--- Start Stored records ---

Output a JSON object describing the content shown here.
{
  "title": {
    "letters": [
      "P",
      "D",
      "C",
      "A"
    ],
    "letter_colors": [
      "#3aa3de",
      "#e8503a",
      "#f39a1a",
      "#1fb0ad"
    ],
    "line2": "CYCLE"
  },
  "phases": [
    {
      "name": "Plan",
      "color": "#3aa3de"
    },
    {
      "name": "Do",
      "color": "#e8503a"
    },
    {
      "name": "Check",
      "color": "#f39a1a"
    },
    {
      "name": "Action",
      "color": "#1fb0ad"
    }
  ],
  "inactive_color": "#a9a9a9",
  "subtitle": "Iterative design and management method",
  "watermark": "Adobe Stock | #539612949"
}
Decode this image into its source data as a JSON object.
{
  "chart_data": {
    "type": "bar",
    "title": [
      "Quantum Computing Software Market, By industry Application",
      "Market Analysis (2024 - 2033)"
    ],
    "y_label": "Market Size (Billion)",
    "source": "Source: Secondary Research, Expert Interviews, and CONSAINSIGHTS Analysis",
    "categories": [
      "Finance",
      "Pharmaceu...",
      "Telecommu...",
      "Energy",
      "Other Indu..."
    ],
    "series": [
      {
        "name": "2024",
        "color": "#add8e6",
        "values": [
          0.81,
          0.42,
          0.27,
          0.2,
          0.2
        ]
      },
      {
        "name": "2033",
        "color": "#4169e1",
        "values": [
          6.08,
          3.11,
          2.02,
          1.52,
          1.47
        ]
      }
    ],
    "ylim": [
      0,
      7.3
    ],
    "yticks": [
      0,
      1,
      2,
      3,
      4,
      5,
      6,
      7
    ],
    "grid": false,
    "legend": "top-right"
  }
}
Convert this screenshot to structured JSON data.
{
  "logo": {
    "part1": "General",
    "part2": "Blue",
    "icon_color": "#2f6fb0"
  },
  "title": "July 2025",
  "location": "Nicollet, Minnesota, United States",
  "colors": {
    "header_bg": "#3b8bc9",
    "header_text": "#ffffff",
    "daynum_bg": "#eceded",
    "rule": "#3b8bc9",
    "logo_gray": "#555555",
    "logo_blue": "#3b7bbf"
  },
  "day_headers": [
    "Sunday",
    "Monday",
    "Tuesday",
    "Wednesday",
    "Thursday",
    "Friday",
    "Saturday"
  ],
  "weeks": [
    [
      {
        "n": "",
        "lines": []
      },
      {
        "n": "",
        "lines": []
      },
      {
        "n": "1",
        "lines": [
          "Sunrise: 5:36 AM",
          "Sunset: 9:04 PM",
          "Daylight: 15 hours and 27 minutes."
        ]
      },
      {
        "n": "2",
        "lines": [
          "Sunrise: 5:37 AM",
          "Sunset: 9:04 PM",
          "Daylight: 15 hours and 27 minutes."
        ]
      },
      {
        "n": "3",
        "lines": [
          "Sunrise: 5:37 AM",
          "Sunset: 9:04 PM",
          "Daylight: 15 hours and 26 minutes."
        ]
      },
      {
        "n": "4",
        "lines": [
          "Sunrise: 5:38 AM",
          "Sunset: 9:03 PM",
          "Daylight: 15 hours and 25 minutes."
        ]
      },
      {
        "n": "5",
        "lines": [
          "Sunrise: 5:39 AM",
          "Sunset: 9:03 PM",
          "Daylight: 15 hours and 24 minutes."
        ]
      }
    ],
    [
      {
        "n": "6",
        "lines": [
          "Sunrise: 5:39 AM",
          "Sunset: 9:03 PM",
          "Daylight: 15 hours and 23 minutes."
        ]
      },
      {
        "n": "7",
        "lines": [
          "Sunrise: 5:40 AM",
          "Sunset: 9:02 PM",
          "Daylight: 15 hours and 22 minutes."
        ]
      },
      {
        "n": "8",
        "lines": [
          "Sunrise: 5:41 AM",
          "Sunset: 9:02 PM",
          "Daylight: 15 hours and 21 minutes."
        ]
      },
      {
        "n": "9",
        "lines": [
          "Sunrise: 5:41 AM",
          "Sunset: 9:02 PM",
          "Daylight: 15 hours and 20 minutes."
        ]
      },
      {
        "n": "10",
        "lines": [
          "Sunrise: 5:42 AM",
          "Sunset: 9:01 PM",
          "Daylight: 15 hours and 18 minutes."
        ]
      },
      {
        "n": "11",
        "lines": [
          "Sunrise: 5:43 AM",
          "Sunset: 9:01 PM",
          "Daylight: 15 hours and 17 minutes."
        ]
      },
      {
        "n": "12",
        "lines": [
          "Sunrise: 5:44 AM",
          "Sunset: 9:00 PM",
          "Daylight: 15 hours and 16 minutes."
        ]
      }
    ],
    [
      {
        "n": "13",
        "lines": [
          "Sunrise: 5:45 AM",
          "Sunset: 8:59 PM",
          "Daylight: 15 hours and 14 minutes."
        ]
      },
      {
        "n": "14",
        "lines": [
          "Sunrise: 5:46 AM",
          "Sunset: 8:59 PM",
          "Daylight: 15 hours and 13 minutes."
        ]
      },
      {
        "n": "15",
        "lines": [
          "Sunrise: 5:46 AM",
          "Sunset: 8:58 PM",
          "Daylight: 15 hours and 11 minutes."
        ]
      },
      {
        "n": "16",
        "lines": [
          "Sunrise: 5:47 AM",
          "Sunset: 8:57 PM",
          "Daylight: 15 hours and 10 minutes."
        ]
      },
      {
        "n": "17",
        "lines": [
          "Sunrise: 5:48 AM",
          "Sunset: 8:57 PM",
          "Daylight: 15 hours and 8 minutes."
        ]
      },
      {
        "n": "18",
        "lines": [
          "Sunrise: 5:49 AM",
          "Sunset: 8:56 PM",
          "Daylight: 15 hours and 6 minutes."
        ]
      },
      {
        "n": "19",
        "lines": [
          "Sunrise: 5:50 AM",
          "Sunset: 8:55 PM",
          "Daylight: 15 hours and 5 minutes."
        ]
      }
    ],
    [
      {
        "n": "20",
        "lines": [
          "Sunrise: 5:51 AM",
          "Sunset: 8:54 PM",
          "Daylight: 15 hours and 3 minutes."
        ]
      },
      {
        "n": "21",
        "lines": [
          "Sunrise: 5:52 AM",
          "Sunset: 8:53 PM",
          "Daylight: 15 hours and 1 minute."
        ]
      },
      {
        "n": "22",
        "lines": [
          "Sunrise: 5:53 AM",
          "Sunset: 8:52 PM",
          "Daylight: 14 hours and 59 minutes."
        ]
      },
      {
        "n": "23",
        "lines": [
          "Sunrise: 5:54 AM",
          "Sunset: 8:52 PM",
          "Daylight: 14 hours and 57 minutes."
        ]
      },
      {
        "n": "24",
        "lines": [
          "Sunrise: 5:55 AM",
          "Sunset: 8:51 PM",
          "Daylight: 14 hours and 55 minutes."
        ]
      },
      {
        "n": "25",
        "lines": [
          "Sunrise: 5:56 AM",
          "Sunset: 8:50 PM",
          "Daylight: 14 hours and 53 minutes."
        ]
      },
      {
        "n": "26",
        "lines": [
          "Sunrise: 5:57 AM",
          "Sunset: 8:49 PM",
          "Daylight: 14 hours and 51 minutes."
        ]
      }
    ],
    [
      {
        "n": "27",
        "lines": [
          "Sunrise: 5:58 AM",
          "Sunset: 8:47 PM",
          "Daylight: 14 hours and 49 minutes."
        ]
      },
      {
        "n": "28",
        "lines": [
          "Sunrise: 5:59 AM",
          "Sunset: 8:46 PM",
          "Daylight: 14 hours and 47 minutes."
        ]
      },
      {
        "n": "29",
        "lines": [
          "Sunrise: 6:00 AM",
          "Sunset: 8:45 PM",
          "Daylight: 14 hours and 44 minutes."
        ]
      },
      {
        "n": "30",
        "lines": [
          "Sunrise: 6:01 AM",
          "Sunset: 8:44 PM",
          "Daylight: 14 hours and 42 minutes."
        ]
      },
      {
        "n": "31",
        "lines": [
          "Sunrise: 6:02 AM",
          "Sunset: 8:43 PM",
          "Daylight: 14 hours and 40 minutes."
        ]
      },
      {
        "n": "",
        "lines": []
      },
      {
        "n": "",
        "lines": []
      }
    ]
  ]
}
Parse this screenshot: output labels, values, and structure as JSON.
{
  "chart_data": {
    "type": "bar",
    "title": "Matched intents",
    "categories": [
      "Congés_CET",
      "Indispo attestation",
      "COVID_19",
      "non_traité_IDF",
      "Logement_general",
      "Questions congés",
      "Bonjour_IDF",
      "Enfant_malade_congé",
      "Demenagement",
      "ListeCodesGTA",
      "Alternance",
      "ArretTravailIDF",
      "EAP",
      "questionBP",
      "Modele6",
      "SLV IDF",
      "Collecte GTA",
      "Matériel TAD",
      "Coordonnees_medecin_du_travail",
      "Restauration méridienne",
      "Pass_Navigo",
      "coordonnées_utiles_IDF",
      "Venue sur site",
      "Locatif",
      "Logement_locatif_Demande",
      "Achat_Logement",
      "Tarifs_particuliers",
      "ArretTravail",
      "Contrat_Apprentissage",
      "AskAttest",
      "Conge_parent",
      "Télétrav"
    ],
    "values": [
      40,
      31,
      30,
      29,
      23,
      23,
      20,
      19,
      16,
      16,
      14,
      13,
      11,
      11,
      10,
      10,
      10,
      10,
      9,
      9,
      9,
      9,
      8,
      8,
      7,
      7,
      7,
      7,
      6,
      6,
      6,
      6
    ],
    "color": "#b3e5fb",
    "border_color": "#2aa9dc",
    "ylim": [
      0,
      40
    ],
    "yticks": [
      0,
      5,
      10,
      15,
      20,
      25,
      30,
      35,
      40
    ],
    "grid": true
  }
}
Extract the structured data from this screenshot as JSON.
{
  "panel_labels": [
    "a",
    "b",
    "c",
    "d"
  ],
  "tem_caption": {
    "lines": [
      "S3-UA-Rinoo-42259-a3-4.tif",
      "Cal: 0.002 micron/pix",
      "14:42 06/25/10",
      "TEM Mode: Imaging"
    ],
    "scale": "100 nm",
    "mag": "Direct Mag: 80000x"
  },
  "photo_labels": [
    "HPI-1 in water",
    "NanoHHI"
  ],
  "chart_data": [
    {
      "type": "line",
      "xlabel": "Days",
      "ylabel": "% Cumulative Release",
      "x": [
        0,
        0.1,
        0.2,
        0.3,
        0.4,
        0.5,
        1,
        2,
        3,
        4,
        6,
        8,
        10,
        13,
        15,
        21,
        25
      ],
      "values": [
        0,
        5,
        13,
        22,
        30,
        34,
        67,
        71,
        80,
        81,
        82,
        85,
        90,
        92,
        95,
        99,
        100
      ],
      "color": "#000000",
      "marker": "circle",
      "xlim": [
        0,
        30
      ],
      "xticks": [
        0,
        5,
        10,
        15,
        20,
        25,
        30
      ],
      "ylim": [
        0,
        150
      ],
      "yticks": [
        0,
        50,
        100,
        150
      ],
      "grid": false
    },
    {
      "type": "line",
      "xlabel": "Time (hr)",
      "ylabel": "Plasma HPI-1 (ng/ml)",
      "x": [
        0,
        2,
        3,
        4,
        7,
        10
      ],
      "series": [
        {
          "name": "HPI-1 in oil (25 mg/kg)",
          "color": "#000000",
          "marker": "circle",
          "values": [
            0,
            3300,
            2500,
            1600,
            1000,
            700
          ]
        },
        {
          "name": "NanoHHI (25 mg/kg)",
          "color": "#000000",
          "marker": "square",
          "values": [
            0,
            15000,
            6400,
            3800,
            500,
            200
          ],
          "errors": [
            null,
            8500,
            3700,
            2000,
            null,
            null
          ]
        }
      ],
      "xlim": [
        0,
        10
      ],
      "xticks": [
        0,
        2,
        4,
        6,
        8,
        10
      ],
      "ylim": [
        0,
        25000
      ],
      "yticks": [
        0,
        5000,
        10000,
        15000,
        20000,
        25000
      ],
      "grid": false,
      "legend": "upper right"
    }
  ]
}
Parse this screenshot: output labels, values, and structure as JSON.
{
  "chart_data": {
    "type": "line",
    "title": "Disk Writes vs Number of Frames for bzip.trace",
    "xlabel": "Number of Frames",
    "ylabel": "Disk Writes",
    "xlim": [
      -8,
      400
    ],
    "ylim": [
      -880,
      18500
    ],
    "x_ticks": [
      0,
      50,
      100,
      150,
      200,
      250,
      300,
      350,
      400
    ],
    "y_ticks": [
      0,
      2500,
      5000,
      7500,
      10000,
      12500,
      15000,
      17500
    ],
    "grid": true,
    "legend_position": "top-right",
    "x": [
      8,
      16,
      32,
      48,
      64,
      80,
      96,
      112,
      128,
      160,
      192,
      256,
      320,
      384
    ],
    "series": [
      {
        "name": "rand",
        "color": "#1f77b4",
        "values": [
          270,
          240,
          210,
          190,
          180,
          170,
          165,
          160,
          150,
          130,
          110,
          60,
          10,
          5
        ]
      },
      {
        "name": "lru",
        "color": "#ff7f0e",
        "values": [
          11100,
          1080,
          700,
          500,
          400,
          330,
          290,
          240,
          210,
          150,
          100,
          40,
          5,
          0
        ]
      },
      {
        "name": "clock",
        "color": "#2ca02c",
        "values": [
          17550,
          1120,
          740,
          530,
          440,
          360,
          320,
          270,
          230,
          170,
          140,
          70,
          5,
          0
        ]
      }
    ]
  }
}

--- End Stored records ---

__What is required__
Figure out how many lines above include the string "grid", then report that number and nothing else.

__Solved problem__
5